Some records
--- start ---
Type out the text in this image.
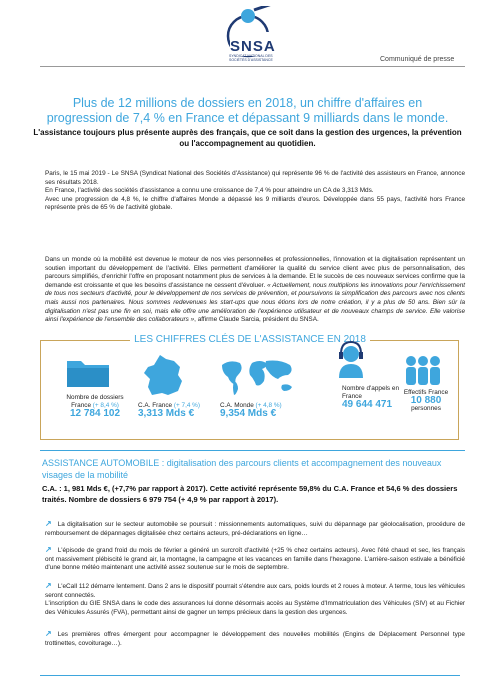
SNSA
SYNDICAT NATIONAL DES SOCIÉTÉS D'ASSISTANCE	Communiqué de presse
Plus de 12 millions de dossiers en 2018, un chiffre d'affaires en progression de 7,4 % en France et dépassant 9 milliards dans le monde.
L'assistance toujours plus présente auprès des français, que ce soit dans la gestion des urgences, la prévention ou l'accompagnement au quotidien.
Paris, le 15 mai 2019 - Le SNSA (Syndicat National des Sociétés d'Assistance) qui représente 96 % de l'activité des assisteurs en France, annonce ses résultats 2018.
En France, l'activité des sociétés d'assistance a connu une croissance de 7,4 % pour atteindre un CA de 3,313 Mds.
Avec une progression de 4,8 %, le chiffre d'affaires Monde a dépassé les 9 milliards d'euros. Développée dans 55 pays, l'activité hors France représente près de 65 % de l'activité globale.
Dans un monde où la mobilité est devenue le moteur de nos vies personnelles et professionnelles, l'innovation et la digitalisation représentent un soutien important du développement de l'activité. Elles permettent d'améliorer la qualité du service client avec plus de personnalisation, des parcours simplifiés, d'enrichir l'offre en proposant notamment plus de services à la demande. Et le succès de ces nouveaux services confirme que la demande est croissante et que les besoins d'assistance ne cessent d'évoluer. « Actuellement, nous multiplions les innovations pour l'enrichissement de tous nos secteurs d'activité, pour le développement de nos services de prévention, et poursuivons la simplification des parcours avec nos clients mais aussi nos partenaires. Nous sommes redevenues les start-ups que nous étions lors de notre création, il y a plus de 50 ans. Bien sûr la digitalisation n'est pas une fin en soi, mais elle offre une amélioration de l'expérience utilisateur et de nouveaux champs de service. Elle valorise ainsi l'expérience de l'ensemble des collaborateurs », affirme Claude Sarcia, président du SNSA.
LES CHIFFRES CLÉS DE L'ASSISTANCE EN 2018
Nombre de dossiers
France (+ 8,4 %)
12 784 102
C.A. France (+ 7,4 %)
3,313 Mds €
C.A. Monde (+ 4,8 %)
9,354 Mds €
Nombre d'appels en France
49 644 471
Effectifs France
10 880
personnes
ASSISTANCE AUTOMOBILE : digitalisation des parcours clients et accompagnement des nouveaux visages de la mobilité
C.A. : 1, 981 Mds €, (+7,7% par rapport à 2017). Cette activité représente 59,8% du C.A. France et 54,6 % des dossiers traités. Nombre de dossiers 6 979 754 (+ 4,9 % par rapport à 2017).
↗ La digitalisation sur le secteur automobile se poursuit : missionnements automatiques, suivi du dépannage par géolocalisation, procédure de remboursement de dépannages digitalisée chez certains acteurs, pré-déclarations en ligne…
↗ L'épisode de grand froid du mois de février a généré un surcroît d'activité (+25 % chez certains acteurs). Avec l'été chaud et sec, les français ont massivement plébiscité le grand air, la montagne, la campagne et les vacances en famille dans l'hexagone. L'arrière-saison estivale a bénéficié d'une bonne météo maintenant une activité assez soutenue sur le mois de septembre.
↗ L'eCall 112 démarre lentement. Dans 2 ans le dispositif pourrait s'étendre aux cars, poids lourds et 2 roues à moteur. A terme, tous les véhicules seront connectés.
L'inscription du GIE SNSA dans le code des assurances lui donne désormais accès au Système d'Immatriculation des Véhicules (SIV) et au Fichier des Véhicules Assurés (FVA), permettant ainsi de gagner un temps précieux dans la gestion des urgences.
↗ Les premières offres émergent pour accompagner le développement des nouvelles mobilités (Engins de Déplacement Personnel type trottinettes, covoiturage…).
--- end ---
Directions for this task: Transcribe each line above verbatim, with the pictures left out.

Result of the task:
Type out the text in this image.
SNSA
SYNDICAT NATIONAL DES SOCIÉTÉS D'ASSISTANCE	Communiqué de presse
Plus de 12 millions de dossiers en 2018, un chiffre d'affaires en progression de 7,4 % en France et dépassant 9 milliards dans le monde.
L'assistance toujours plus présente auprès des français, que ce soit dans la gestion des urgences, la prévention ou l'accompagnement au quotidien.
Paris, le 15 mai 2019 - Le SNSA (Syndicat National des Sociétés d'Assistance) qui représente 96 % de l'activité des assisteurs en France, annonce ses résultats 2018.
En France, l'activité des sociétés d'assistance a connu une croissance de 7,4 % pour atteindre un CA de 3,313 Mds.
Avec une progression de 4,8 %, le chiffre d'affaires Monde a dépassé les 9 milliards d'euros. Développée dans 55 pays, l'activité hors France représente près de 65 % de l'activité globale.
Dans un monde où la mobilité est devenue le moteur de nos vies personnelles et professionnelles, l'innovation et la digitalisation représentent un soutien important du développement de l'activité. Elles permettent d'améliorer la qualité du service client avec plus de personnalisation, des parcours simplifiés, d'enrichir l'offre en proposant notamment plus de services à la demande. Et le succès de ces nouveaux services confirme que la demande est croissante et que les besoins d'assistance ne cessent d'évoluer. « Actuellement, nous multiplions les innovations pour l'enrichissement de tous nos secteurs d'activité, pour le développement de nos services de prévention, et poursuivons la simplification des parcours avec nos clients mais aussi nos partenaires. Nous sommes redevenues les start-ups que nous étions lors de notre création, il y a plus de 50 ans. Bien sûr la digitalisation n'est pas une fin en soi, mais elle offre une amélioration de l'expérience utilisateur et de nouveaux champs de service. Elle valorise ainsi l'expérience de l'ensemble des collaborateurs », affirme Claude Sarcia, président du SNSA.
LES CHIFFRES CLÉS DE L'ASSISTANCE EN 2018
Nombre de dossiers
France (+ 8,4 %)
12 784 102
C.A. France (+ 7,4 %)
3,313 Mds €
C.A. Monde (+ 4,8 %)
9,354 Mds €
Nombre d'appels en France
49 644 471
Effectifs France
10 880
personnes
ASSISTANCE AUTOMOBILE : digitalisation des parcours clients et accompagnement des nouveaux visages de la mobilité
C.A. : 1, 981 Mds €, (+7,7% par rapport à 2017). Cette activité représente 59,8% du C.A. France et 54,6 % des dossiers traités. Nombre de dossiers 6 979 754 (+ 4,9 % par rapport à 2017).
↗ La digitalisation sur le secteur automobile se poursuit : missionnements automatiques, suivi du dépannage par géolocalisation, procédure de remboursement de dépannages digitalisée chez certains acteurs, pré-déclarations en ligne…
↗ L'épisode de grand froid du mois de février a généré un surcroît d'activité (+25 % chez certains acteurs). Avec l'été chaud et sec, les français ont massivement plébiscité le grand air, la montagne, la campagne et les vacances en famille dans l'hexagone. L'arrière-saison estivale a bénéficié d'une bonne météo maintenant une activité assez soutenue sur le mois de septembre.
↗ L'eCall 112 démarre lentement. Dans 2 ans le dispositif pourrait s'étendre aux cars, poids lourds et 2 roues à moteur. A terme, tous les véhicules seront connectés.
L'inscription du GIE SNSA dans le code des assurances lui donne désormais accès au Système d'Immatriculation des Véhicules (SIV) et au Fichier des Véhicules Assurés (FVA), permettant ainsi de gagner un temps précieux dans la gestion des urgences.
↗ Les premières offres émergent pour accompagner le développement des nouvelles mobilités (Engins de Déplacement Personnel type trottinettes, covoiturage…).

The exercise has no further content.